- **Written problem**:
Write out the data below in full, unchanged, minus the images.

- **Records shown**:
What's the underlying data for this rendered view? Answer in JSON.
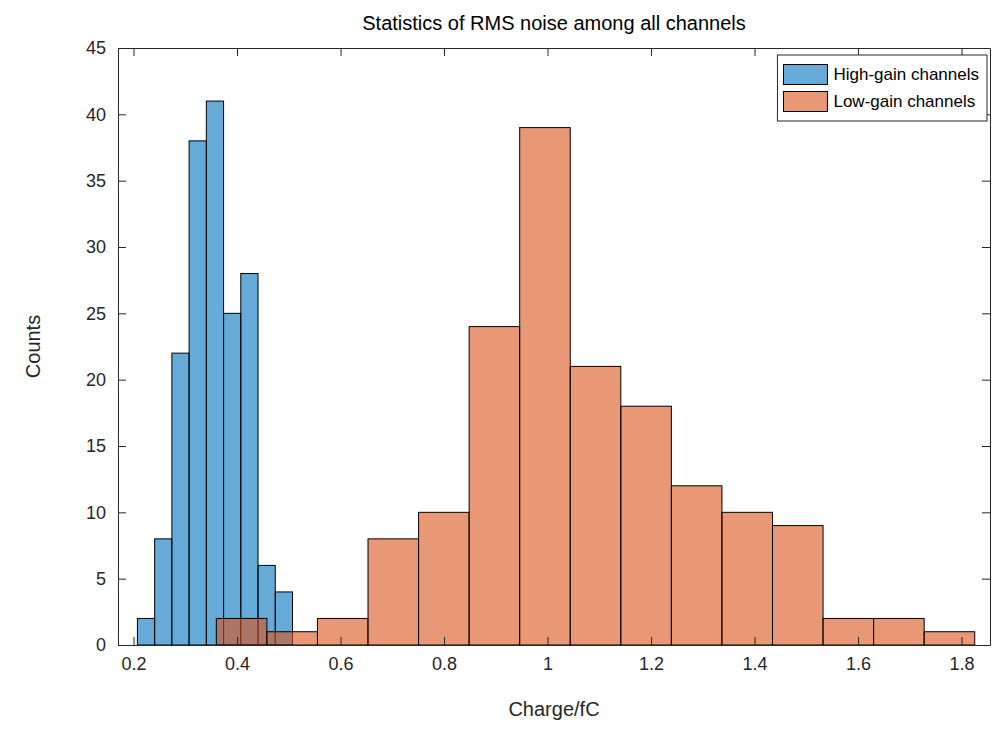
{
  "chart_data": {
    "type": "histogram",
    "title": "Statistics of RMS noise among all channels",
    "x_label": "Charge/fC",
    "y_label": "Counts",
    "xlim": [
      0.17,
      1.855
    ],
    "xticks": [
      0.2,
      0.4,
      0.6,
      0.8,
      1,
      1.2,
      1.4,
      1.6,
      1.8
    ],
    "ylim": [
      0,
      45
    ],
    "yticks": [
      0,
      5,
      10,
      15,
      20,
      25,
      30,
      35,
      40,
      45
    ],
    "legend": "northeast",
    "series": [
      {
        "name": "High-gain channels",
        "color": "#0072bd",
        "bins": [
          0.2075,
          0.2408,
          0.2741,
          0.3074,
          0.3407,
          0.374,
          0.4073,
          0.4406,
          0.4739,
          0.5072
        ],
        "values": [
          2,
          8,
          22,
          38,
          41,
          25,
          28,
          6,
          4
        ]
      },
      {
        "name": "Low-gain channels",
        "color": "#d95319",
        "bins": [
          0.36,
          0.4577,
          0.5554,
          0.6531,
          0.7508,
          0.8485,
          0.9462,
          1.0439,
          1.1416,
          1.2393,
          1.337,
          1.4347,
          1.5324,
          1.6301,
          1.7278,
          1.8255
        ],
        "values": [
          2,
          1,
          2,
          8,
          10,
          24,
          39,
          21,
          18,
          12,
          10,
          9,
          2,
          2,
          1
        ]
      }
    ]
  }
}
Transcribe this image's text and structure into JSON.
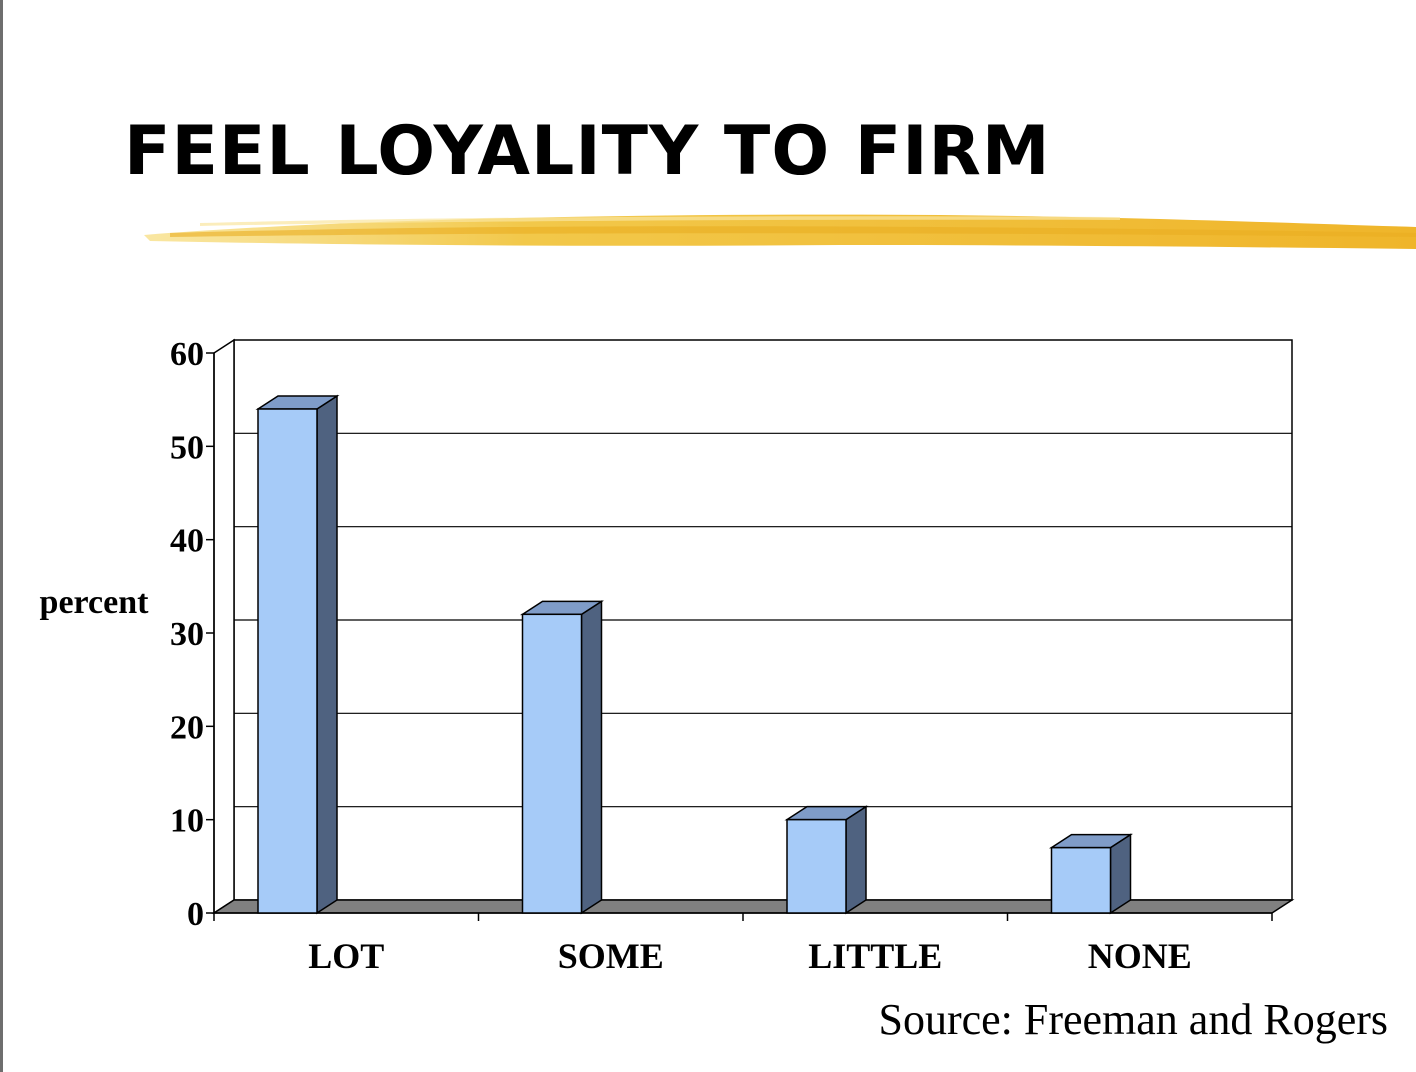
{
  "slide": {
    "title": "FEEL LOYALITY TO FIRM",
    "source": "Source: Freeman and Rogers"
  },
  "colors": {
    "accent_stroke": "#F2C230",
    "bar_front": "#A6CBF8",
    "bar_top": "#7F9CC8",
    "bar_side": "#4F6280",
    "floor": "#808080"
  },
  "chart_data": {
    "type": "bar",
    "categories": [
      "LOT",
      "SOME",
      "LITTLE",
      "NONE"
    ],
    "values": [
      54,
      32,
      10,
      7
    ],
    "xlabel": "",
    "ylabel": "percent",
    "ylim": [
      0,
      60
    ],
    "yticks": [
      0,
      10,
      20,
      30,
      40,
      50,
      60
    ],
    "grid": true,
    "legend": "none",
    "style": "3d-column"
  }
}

- **The response**:
What's the underlying data for this rendered view? Answer in JSON.
{
  "chart_data": {
    "type": "histogram",
    "title": "Statistics of RMS noise among all channels",
    "x_label": "Charge/fC",
    "y_label": "Counts",
    "xlim": [
      0.17,
      1.855
    ],
    "xticks": [
      0.2,
      0.4,
      0.6,
      0.8,
      1,
      1.2,
      1.4,
      1.6,
      1.8
    ],
    "ylim": [
      0,
      45
    ],
    "yticks": [
      0,
      5,
      10,
      15,
      20,
      25,
      30,
      35,
      40,
      45
    ],
    "legend": "northeast",
    "series": [
      {
        "name": "High-gain channels",
        "color": "#0072bd",
        "bins": [
          0.2075,
          0.2408,
          0.2741,
          0.3074,
          0.3407,
          0.374,
          0.4073,
          0.4406,
          0.4739,
          0.5072
        ],
        "values": [
          2,
          8,
          22,
          38,
          41,
          25,
          28,
          6,
          4
        ]
      },
      {
        "name": "Low-gain channels",
        "color": "#d95319",
        "bins": [
          0.36,
          0.4577,
          0.5554,
          0.6531,
          0.7508,
          0.8485,
          0.9462,
          1.0439,
          1.1416,
          1.2393,
          1.337,
          1.4347,
          1.5324,
          1.6301,
          1.7278,
          1.8255
        ],
        "values": [
          2,
          1,
          2,
          8,
          10,
          24,
          39,
          21,
          18,
          12,
          10,
          9,
          2,
          2,
          1
        ]
      }
    ]
  }
}
Transcribe this image's text and structure into JSON.
{
  "slide": {
    "title": "FEEL LOYALITY TO FIRM",
    "source": "Source: Freeman and Rogers"
  },
  "colors": {
    "accent_stroke": "#F2C230",
    "bar_front": "#A6CBF8",
    "bar_top": "#7F9CC8",
    "bar_side": "#4F6280",
    "floor": "#808080"
  },
  "chart_data": {
    "type": "bar",
    "categories": [
      "LOT",
      "SOME",
      "LITTLE",
      "NONE"
    ],
    "values": [
      54,
      32,
      10,
      7
    ],
    "xlabel": "",
    "ylabel": "percent",
    "ylim": [
      0,
      60
    ],
    "yticks": [
      0,
      10,
      20,
      30,
      40,
      50,
      60
    ],
    "grid": true,
    "legend": "none",
    "style": "3d-column"
  }
}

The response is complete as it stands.